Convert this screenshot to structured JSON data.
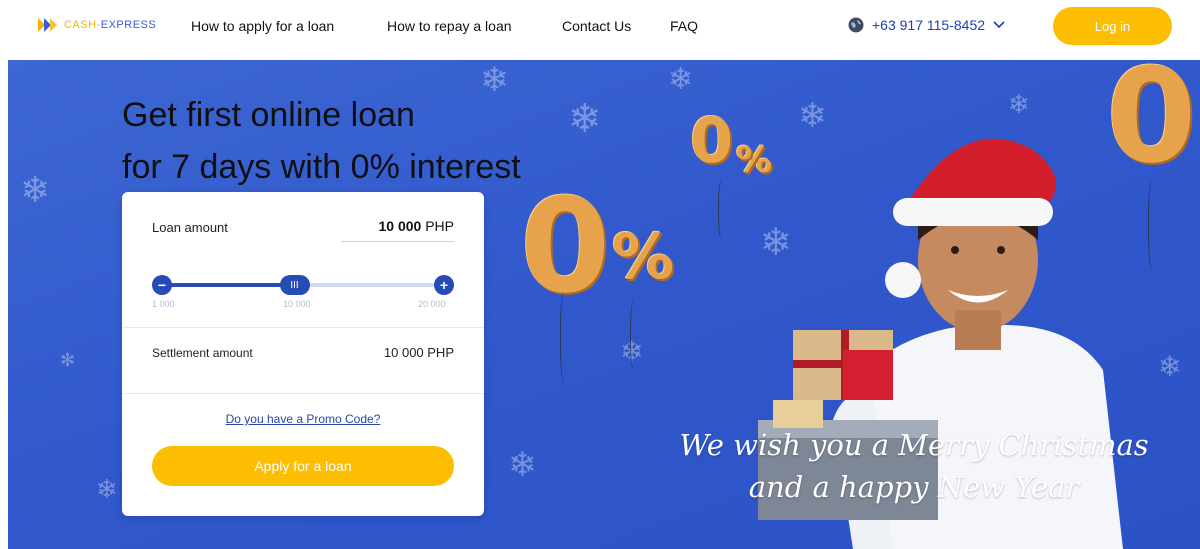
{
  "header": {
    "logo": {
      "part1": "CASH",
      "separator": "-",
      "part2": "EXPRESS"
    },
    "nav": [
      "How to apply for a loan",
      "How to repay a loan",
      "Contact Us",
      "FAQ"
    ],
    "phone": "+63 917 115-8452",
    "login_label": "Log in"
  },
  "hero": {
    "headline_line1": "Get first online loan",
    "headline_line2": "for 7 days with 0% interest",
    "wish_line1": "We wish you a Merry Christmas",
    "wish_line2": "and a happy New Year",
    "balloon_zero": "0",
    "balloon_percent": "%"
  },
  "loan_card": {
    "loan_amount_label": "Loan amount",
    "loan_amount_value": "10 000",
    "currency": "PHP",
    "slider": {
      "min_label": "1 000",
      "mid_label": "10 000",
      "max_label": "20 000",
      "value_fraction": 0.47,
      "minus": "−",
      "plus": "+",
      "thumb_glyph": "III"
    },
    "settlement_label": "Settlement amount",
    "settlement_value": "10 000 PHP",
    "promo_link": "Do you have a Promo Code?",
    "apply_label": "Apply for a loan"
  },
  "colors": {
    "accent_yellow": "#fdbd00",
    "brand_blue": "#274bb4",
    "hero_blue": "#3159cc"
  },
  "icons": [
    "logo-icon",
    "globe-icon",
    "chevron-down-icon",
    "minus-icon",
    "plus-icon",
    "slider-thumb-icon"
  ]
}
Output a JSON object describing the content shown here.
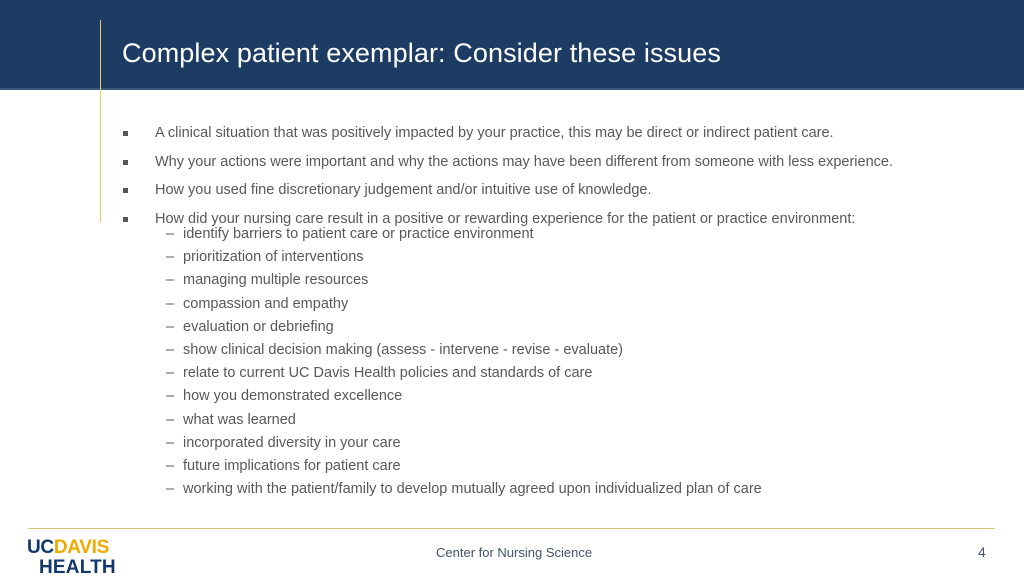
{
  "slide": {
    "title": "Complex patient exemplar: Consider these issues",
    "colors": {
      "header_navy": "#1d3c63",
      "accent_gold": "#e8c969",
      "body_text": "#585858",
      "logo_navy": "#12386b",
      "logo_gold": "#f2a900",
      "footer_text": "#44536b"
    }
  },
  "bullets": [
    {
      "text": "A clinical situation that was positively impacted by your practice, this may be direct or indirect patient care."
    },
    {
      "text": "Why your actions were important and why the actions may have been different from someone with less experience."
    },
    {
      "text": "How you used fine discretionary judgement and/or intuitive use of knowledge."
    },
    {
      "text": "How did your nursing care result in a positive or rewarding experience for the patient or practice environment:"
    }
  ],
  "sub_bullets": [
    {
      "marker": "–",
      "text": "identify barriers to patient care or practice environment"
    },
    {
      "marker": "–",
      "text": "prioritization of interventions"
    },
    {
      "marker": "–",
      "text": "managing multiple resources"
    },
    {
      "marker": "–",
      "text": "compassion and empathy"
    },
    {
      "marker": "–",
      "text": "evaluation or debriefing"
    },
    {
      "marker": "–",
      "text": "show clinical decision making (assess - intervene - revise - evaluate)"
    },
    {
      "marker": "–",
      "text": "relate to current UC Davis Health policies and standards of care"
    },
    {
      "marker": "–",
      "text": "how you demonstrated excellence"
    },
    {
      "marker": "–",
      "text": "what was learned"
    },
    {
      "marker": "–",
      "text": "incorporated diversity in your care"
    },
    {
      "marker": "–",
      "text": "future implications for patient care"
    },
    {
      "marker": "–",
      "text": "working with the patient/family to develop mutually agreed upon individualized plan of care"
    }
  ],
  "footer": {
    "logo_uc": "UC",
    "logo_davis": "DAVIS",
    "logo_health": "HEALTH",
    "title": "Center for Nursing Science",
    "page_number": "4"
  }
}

- _Your objective_:
For the data above, state only how many lines include the word "patient".

- _Written answer_:
6